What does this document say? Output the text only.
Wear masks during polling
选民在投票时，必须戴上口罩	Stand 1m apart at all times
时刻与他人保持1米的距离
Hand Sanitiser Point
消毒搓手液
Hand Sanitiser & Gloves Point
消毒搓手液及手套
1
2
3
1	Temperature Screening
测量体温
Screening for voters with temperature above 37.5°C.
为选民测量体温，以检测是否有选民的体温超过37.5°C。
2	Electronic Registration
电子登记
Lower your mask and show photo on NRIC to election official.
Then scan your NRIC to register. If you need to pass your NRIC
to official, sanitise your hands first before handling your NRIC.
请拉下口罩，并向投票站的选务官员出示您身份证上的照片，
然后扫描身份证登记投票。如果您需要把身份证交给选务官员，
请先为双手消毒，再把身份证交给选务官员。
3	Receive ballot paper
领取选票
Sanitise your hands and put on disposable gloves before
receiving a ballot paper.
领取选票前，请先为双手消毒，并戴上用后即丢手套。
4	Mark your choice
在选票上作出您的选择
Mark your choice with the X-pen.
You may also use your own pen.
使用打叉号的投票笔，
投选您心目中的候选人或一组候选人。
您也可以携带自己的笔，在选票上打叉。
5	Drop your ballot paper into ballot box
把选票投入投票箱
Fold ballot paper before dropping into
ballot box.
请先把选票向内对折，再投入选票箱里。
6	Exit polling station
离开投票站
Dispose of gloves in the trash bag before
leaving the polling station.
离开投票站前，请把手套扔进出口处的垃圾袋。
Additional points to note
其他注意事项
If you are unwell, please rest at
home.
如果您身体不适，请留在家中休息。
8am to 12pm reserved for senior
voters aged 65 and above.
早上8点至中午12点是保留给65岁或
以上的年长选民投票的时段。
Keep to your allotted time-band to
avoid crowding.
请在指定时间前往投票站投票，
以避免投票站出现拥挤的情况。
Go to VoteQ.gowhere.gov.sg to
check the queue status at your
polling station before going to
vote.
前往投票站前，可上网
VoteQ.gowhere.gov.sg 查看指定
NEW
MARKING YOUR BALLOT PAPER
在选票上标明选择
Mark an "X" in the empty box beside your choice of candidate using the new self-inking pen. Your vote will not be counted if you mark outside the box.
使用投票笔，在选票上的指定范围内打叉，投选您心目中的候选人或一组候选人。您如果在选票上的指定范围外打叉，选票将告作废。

———

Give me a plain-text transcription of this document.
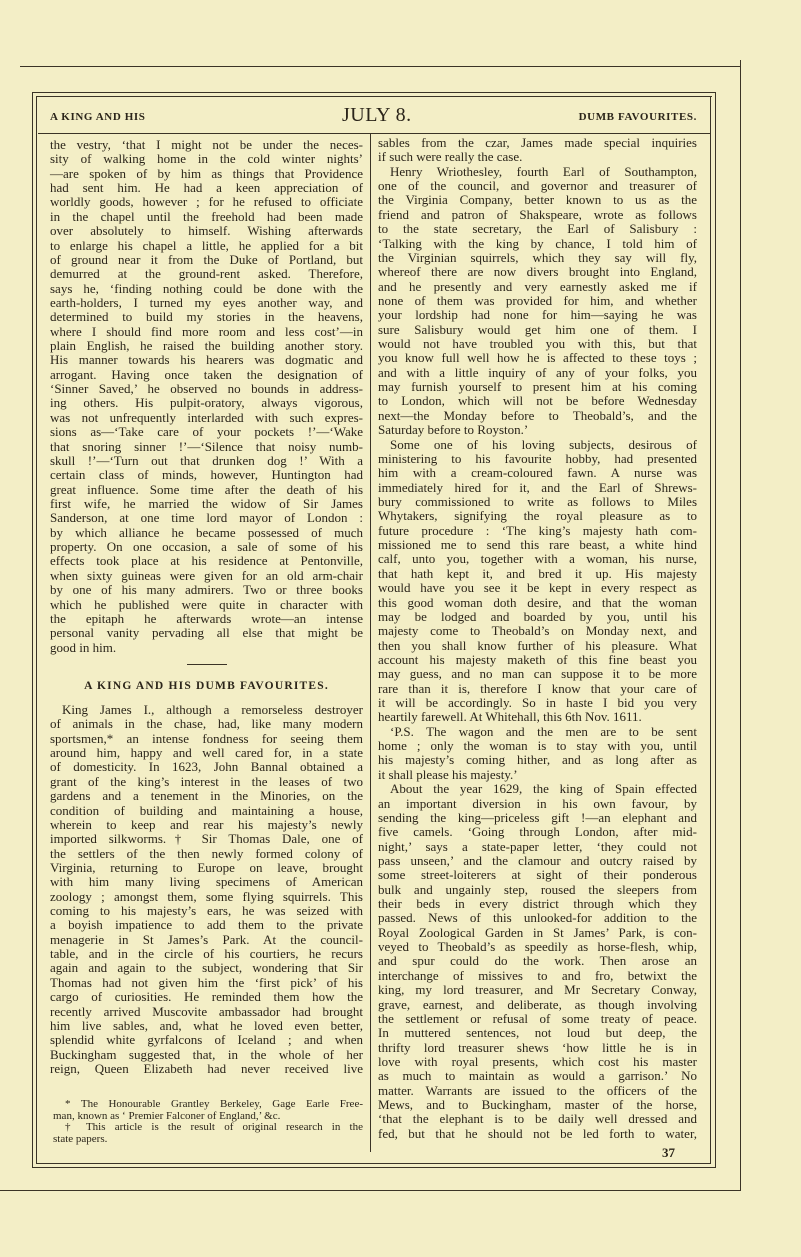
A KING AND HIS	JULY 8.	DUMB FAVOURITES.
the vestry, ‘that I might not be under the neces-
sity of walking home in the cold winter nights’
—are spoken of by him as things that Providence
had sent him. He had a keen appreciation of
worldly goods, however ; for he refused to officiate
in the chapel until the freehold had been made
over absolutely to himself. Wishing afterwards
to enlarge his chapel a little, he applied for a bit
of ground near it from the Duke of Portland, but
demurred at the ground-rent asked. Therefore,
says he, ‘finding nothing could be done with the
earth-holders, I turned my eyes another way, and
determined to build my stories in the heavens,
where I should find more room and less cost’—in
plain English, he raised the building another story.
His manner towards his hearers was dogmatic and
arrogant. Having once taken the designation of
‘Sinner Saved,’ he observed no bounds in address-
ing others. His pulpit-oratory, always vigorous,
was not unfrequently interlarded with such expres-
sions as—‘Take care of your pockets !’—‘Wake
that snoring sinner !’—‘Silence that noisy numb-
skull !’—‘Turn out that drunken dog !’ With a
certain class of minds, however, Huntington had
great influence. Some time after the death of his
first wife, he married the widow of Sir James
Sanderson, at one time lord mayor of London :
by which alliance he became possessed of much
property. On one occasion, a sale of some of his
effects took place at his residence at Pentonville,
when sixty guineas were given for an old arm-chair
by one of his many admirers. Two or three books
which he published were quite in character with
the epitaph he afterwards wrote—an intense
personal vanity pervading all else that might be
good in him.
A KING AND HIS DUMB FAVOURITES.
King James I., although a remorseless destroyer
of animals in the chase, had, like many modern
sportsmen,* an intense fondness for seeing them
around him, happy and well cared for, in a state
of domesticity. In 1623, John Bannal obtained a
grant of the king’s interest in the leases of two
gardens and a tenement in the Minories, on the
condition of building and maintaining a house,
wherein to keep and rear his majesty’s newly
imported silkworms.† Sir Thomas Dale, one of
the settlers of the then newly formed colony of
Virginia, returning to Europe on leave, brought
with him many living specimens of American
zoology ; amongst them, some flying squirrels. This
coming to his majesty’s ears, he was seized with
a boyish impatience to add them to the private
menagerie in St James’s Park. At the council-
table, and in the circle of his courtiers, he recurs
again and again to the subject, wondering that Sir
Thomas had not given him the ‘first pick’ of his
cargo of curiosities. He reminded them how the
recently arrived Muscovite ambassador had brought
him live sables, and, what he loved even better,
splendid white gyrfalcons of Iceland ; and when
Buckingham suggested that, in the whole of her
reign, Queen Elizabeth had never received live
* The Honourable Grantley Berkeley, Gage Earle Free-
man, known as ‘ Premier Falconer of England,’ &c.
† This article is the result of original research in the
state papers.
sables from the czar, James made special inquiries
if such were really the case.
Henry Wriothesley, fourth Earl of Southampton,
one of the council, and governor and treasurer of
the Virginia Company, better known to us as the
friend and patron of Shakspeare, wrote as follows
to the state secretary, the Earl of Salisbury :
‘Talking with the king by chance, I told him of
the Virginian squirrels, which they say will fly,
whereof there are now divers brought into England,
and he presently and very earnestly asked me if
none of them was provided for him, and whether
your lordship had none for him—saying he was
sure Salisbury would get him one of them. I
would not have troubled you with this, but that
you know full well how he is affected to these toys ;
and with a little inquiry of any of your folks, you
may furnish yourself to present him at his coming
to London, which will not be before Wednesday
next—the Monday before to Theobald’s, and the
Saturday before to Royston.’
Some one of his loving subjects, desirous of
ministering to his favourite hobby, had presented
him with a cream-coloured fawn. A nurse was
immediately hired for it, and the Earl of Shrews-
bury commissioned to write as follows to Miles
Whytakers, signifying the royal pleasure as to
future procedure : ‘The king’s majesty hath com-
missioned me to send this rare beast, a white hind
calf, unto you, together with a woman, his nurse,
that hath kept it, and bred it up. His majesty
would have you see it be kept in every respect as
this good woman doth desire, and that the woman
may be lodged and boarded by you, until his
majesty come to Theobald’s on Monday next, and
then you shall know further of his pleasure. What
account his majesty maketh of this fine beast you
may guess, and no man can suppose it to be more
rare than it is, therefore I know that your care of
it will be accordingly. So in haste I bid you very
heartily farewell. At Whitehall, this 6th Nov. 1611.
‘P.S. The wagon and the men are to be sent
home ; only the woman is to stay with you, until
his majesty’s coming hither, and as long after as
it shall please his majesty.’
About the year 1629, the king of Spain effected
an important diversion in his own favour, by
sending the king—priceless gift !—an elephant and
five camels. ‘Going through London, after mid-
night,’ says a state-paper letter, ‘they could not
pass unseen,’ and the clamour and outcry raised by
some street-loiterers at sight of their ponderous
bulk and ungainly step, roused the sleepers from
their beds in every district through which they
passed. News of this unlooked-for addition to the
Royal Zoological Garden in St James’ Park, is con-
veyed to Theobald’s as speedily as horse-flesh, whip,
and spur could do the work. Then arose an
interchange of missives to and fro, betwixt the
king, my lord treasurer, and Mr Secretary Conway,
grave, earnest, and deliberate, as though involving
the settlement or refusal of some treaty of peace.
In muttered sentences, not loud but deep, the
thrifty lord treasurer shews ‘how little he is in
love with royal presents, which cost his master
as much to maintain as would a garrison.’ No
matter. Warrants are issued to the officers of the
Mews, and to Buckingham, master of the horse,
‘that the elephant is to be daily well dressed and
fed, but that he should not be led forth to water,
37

———

Check each line above for the word "Monday" and copy the ones that have it.

next—the Monday before to Theobald’s, and the
majesty come to Theobald’s on Monday next, and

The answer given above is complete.